Required task:
Return the full material exactly.
★ ★ ★ ★ ★
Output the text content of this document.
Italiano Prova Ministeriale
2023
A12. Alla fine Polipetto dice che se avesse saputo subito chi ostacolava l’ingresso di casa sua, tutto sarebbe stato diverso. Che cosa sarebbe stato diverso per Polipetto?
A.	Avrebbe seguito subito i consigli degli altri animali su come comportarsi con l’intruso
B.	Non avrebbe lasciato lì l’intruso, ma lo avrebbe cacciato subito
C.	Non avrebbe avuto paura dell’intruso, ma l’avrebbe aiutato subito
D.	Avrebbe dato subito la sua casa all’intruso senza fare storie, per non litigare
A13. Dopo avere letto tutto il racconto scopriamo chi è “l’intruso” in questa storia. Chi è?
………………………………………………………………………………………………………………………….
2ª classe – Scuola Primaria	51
★ ★ ★ ★ ★
Response to this exercise:
Output the text content of this document.
Italiano Prova Ministeriale
2023
A12. Alla fine Polipetto dice che se avesse saputo subito chi ostacolava l’ingresso di casa sua, tutto sarebbe stato diverso. Che cosa sarebbe stato diverso per Polipetto?
A.	Avrebbe seguito subito i consigli degli altri animali su come comportarsi con l’intruso
B.	Non avrebbe lasciato lì l’intruso, ma lo avrebbe cacciato subito
C.	Non avrebbe avuto paura dell’intruso, ma l’avrebbe aiutato subito
D.	Avrebbe dato subito la sua casa all’intruso senza fare storie, per non litigare
A13. Dopo avere letto tutto il racconto scopriamo chi è “l’intruso” in questa storia. Chi è?
………………………………………………………………………………………………………………………….
2ª classe – Scuola Primaria	51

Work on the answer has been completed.